*Data for processing*:
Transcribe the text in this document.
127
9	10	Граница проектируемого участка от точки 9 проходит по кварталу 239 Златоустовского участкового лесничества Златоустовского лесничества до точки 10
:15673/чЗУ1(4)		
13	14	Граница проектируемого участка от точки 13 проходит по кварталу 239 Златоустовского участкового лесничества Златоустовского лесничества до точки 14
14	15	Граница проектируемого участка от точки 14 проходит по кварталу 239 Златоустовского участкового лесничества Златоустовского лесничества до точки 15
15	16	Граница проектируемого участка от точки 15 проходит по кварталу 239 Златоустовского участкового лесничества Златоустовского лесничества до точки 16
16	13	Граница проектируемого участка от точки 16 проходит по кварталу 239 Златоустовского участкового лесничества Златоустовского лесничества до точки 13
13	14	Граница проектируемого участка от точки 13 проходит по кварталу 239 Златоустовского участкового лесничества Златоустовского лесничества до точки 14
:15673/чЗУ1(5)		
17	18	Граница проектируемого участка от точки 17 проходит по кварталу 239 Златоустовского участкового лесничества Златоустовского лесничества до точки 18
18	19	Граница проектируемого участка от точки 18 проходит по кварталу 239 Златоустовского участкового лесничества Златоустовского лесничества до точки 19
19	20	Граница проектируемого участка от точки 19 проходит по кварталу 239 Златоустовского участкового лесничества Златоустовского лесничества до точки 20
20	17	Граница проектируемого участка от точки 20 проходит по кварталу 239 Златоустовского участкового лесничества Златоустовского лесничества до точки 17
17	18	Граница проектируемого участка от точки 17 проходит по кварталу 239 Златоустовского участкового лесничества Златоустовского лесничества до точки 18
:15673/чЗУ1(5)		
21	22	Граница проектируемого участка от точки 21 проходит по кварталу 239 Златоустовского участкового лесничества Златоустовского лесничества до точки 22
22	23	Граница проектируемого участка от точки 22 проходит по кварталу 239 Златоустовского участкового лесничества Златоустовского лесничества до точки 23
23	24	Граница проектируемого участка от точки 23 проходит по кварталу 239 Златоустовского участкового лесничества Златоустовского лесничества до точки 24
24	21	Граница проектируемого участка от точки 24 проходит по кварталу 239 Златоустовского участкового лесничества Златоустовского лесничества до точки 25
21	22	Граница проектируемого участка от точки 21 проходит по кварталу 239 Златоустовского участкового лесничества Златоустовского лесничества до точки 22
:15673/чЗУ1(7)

*Requirements*:
Output all records verbatim.

*Answer to the task*:
Transcribe the text in this document.
127
9	10	Граница проектируемого участка от точки 9 проходит по кварталу 239 Златоустовского участкового лесничества Златоустовского лесничества до точки 10
:15673/чЗУ1(4)		
13	14	Граница проектируемого участка от точки 13 проходит по кварталу 239 Златоустовского участкового лесничества Златоустовского лесничества до точки 14
14	15	Граница проектируемого участка от точки 14 проходит по кварталу 239 Златоустовского участкового лесничества Златоустовского лесничества до точки 15
15	16	Граница проектируемого участка от точки 15 проходит по кварталу 239 Златоустовского участкового лесничества Златоустовского лесничества до точки 16
16	13	Граница проектируемого участка от точки 16 проходит по кварталу 239 Златоустовского участкового лесничества Златоустовского лесничества до точки 13
13	14	Граница проектируемого участка от точки 13 проходит по кварталу 239 Златоустовского участкового лесничества Златоустовского лесничества до точки 14
:15673/чЗУ1(5)		
17	18	Граница проектируемого участка от точки 17 проходит по кварталу 239 Златоустовского участкового лесничества Златоустовского лесничества до точки 18
18	19	Граница проектируемого участка от точки 18 проходит по кварталу 239 Златоустовского участкового лесничества Златоустовского лесничества до точки 19
19	20	Граница проектируемого участка от точки 19 проходит по кварталу 239 Златоустовского участкового лесничества Златоустовского лесничества до точки 20
20	17	Граница проектируемого участка от точки 20 проходит по кварталу 239 Златоустовского участкового лесничества Златоустовского лесничества до точки 17
17	18	Граница проектируемого участка от точки 17 проходит по кварталу 239 Златоустовского участкового лесничества Златоустовского лесничества до точки 18
:15673/чЗУ1(5)		
21	22	Граница проектируемого участка от точки 21 проходит по кварталу 239 Златоустовского участкового лесничества Златоустовского лесничества до точки 22
22	23	Граница проектируемого участка от точки 22 проходит по кварталу 239 Златоустовского участкового лесничества Златоустовского лесничества до точки 23
23	24	Граница проектируемого участка от точки 23 проходит по кварталу 239 Златоустовского участкового лесничества Златоустовского лесничества до точки 24
24	21	Граница проектируемого участка от точки 24 проходит по кварталу 239 Златоустовского участкового лесничества Златоустовского лесничества до точки 25
21	22	Граница проектируемого участка от точки 21 проходит по кварталу 239 Златоустовского участкового лесничества Златоустовского лесничества до точки 22
:15673/чЗУ1(7)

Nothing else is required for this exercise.